- _TASK BRIEF_
Check every line below for the string "JSON", and copy the lines that contain it.

- _ENTRIES PROVIDED_

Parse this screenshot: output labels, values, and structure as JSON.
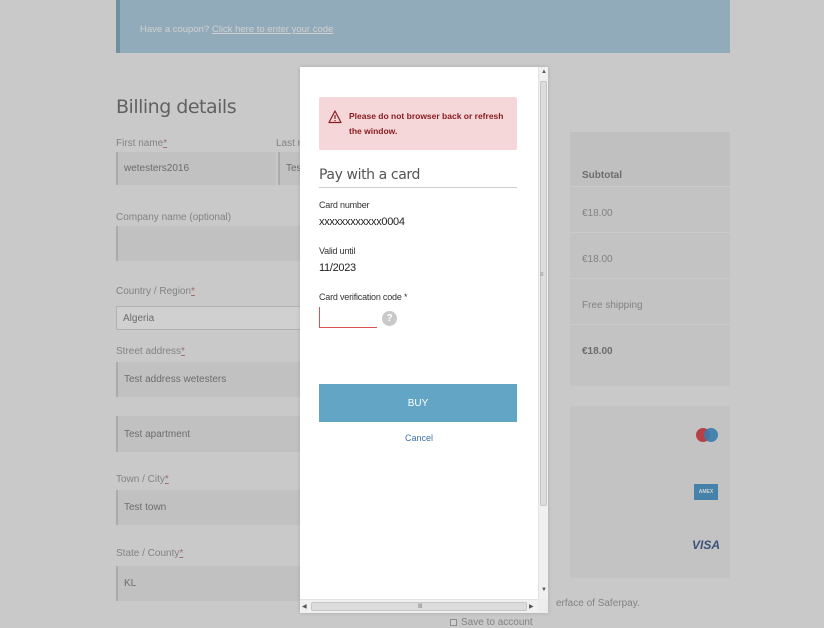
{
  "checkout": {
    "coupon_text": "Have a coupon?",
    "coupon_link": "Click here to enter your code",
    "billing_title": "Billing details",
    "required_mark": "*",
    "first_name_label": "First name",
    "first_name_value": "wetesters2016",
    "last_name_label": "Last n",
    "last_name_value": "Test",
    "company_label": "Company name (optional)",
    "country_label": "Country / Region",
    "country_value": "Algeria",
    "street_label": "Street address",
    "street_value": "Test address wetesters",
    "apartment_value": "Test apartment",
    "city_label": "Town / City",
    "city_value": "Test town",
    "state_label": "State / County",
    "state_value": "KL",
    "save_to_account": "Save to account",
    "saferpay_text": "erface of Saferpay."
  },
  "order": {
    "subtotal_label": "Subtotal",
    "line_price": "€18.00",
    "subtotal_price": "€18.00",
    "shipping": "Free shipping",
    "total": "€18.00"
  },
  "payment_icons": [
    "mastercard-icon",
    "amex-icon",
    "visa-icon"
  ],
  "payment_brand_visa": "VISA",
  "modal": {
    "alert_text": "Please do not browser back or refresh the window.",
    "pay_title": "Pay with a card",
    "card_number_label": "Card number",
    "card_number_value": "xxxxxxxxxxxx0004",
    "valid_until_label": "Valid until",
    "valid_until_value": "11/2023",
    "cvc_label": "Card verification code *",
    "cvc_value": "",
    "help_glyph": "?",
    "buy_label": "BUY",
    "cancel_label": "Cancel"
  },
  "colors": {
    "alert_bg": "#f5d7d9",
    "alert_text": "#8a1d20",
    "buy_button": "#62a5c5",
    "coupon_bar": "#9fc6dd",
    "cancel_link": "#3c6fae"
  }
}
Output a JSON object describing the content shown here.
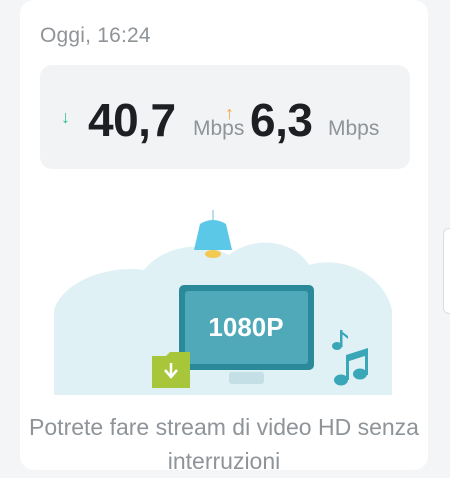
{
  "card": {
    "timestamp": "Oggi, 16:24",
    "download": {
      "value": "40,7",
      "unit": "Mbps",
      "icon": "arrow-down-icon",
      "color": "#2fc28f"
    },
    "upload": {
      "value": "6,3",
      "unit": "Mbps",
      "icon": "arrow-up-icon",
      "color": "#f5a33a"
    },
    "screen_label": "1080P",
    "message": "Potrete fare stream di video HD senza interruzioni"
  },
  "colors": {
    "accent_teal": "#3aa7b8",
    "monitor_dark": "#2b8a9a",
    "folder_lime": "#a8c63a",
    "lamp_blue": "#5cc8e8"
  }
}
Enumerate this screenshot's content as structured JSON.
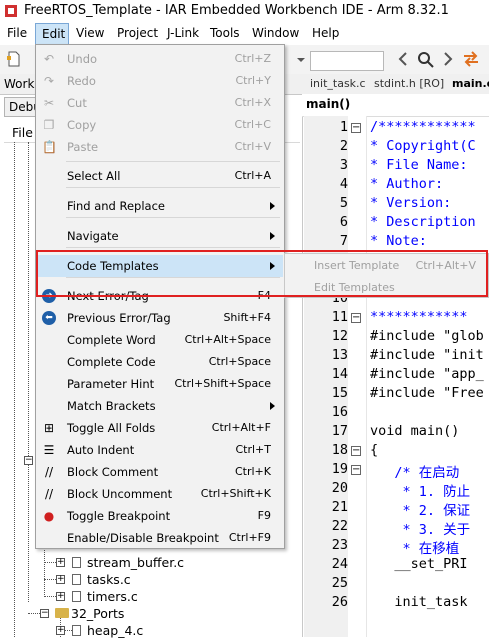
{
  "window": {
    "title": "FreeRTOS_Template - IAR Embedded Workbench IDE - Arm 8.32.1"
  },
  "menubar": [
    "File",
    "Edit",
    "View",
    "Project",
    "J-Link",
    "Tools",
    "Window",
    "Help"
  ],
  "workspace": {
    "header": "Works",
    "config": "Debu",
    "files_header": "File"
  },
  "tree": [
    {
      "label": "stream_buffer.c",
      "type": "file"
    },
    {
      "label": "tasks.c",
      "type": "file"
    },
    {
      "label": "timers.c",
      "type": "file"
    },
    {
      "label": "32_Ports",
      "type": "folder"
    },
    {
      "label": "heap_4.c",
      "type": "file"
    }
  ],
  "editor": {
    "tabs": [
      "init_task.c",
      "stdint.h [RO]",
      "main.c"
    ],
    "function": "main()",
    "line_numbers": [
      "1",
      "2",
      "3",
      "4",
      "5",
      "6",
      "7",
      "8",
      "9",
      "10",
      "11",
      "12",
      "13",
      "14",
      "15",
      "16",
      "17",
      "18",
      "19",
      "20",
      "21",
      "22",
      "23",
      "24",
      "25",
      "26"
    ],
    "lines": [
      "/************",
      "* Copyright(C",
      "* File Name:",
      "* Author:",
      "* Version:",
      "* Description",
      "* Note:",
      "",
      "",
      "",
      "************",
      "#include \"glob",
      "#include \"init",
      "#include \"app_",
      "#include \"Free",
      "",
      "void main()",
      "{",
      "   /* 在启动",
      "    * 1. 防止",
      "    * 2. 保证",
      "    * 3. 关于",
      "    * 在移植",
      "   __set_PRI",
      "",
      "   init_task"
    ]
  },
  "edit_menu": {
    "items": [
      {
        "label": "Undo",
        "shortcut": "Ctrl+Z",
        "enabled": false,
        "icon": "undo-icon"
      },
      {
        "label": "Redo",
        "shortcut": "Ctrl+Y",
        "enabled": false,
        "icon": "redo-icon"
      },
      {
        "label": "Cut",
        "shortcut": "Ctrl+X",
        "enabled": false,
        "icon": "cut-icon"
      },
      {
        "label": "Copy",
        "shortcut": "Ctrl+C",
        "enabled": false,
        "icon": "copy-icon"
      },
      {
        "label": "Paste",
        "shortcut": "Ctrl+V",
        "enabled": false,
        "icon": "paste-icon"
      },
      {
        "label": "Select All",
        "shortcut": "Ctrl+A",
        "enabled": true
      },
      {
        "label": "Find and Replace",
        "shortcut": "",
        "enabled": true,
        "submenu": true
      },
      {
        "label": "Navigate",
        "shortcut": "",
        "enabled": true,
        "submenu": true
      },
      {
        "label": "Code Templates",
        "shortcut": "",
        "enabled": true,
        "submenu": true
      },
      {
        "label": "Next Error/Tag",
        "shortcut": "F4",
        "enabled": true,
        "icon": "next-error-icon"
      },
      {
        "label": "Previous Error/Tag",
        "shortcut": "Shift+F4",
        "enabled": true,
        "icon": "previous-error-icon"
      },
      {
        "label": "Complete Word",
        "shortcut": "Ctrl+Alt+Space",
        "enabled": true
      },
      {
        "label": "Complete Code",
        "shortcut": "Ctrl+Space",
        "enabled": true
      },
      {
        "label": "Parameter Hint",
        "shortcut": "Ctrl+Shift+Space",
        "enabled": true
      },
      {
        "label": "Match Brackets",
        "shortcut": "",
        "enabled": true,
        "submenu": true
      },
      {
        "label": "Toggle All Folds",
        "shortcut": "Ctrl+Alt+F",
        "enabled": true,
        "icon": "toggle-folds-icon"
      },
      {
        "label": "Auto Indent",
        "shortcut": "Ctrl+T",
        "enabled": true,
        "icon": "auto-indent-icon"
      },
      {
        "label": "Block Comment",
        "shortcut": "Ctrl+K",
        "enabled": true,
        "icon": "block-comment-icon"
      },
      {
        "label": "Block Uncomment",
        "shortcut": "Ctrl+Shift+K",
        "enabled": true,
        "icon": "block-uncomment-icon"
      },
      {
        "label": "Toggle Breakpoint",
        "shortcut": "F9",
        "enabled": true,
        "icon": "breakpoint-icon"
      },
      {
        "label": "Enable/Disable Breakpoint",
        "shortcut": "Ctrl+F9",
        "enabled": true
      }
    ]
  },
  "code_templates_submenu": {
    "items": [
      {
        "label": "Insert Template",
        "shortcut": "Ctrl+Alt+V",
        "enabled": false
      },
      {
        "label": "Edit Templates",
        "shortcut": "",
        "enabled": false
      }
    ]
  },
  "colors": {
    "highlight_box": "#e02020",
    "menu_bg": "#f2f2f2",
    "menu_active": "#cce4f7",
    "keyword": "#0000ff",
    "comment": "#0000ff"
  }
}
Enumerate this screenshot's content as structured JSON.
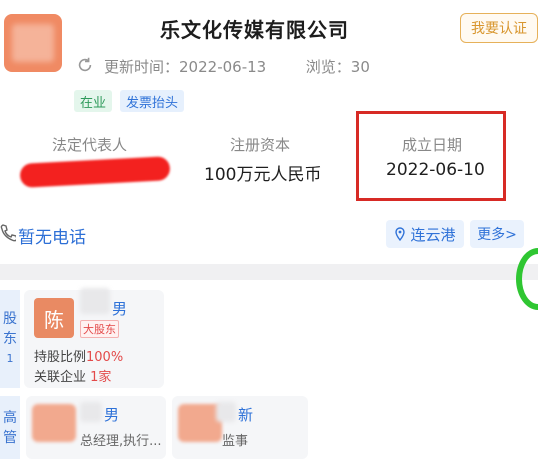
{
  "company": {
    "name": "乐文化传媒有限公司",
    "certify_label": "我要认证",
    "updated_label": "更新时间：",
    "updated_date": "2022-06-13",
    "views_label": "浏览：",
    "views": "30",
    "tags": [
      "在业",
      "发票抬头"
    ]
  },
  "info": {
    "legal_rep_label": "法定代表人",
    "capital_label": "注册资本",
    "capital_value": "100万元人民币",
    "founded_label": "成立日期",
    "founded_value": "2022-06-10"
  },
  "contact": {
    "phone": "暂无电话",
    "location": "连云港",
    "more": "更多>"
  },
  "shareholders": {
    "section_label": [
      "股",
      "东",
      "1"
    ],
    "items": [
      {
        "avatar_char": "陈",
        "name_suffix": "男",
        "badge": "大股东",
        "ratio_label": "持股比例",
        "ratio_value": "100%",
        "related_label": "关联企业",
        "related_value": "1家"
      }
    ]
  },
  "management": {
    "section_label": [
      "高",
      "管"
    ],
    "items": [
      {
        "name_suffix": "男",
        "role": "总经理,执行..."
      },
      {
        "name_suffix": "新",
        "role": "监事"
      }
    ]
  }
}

- _SOLUTION FOR THIS EXERCISE_
Parse this screenshot: output labels, values, and structure as JSON.
Output a JSON object describing the content shown here.
Enumerate this screenshot's content as structured JSON.
Enumerate this screenshot's content as structured JSON.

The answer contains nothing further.